[Python-Dev] File system path encoding on Windows

Mon Aug 29 23:29:21 EDT 2016

On 29Aug2016 1810, Nick Coghlan wrote:
> On 30 August 2016 at 08:38, Victor Stinner <victor.stinner at gmail.com> wrote:
>> Hi,
>>
>> tl; dr: just drop byte support and help developers to use Unicode in
>> their application!
>
> My view (and Steve's) is that this approach is likely to result in
> Linux-centric projects just dropping even nominal native Windows
> support, rather than more Python software that handles Unicode on
> Windows (/the CLR/the JVM) correctly.

Yeah, this basically sums it up. If I could be sure that the Python 
developers who are 99% Linux/1% Windows (i.e. run unit tests once and 
then release) weren't going to see dropping byte support completely as a 
hostile action, I'd much rather go that way.

But let's definitely take note that platform-specific deprecation 
warnings are probably not a good idea for cross-platform functionality.

> What Steve is proposing here is essentially a way of providing more
> *nix like CPython behaviour on Windows

Yep. What actually spurred me into action on this was a Twitter rant 
from one of Twisted's developers about paths on Windows. So I presume 
that Twisted is probably okay *now* (and hopefully because they 
explicitly decode from network traffic into str before accessing the 
file system...)

Using bytes has essentially always been using an arbitrarily-encoded str 
on Windows. The active code page is not an equivalent of "give me the 
path as raw bytes" as it is on POSIX, but my change will make it so that 
it is. There'll be a performance penalty, but otherwise using bytes for 
paths will become reliable.

Unfortunately, any implicitly-encoded cross-version interoperability 
will have to be broken by such a change. There's just no way around it. 
But I've seen no evidence that it's common, and there are two 
workarounds available (set the environment variable, or change your code 
to specify the encoding used).

▶ **Challenge**
Transcribe the whole message about file system path encoding on Windows word for word. The data that comes next has no connection to the message about file system path encoding on Windows.

▶ **Entries shown**
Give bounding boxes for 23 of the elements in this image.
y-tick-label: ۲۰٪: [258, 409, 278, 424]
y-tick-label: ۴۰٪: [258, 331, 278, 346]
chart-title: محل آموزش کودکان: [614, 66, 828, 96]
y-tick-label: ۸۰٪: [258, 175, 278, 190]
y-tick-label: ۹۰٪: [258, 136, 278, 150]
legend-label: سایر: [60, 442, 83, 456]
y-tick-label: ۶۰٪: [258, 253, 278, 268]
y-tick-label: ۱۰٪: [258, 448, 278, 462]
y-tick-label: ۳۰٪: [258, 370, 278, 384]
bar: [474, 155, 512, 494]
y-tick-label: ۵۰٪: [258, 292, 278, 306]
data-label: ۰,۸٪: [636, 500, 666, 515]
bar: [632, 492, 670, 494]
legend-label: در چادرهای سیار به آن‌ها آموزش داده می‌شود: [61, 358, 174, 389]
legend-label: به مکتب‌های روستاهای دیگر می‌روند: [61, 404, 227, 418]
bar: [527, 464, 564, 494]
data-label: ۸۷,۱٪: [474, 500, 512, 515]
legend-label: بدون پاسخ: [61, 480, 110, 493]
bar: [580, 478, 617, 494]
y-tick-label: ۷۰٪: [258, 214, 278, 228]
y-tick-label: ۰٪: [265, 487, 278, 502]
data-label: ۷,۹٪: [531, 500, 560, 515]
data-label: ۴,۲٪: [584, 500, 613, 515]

▶ **Correct answer**
[Python-Dev] File system path encoding on Windows

Mon Aug 29 23:29:21 EDT 2016

On 29Aug2016 1810, Nick Coghlan wrote:
> On 30 August 2016 at 08:38, Victor Stinner <victor.stinner at gmail.com> wrote:
>> Hi,
>>
>> tl; dr: just drop byte support and help developers to use Unicode in
>> their application!
>
> My view (and Steve's) is that this approach is likely to result in
> Linux-centric projects just dropping even nominal native Windows
> support, rather than more Python software that handles Unicode on
> Windows (/the CLR/the JVM) correctly.

Yeah, this basically sums it up. If I could be sure that the Python 
developers who are 99% Linux/1% Windows (i.e. run unit tests once and 
then release) weren't going to see dropping byte support completely as a 
hostile action, I'd much rather go that way.

But let's definitely take note that platform-specific deprecation 
warnings are probably not a good idea for cross-platform functionality.

> What Steve is proposing here is essentially a way of providing more
> *nix like CPython behaviour on Windows

Yep. What actually spurred me into action on this was a Twitter rant 
from one of Twisted's developers about paths on Windows. So I presume 
that Twisted is probably okay *now* (and hopefully because they 
explicitly decode from network traffic into str before accessing the 
file system...)

Using bytes has essentially always been using an arbitrarily-encoded str 
on Windows. The active code page is not an equivalent of "give me the 
path as raw bytes" as it is on POSIX, but my change will make it so that 
it is. There'll be a performance penalty, but otherwise using bytes for 
paths will become reliable.

Unfortunately, any implicitly-encoded cross-version interoperability 
will have to be broken by such a change. There's just no way around it. 
But I've seen no evidence that it's common, and there are two 
workarounds available (set the environment variable, or change your code 
to specify the encoding used).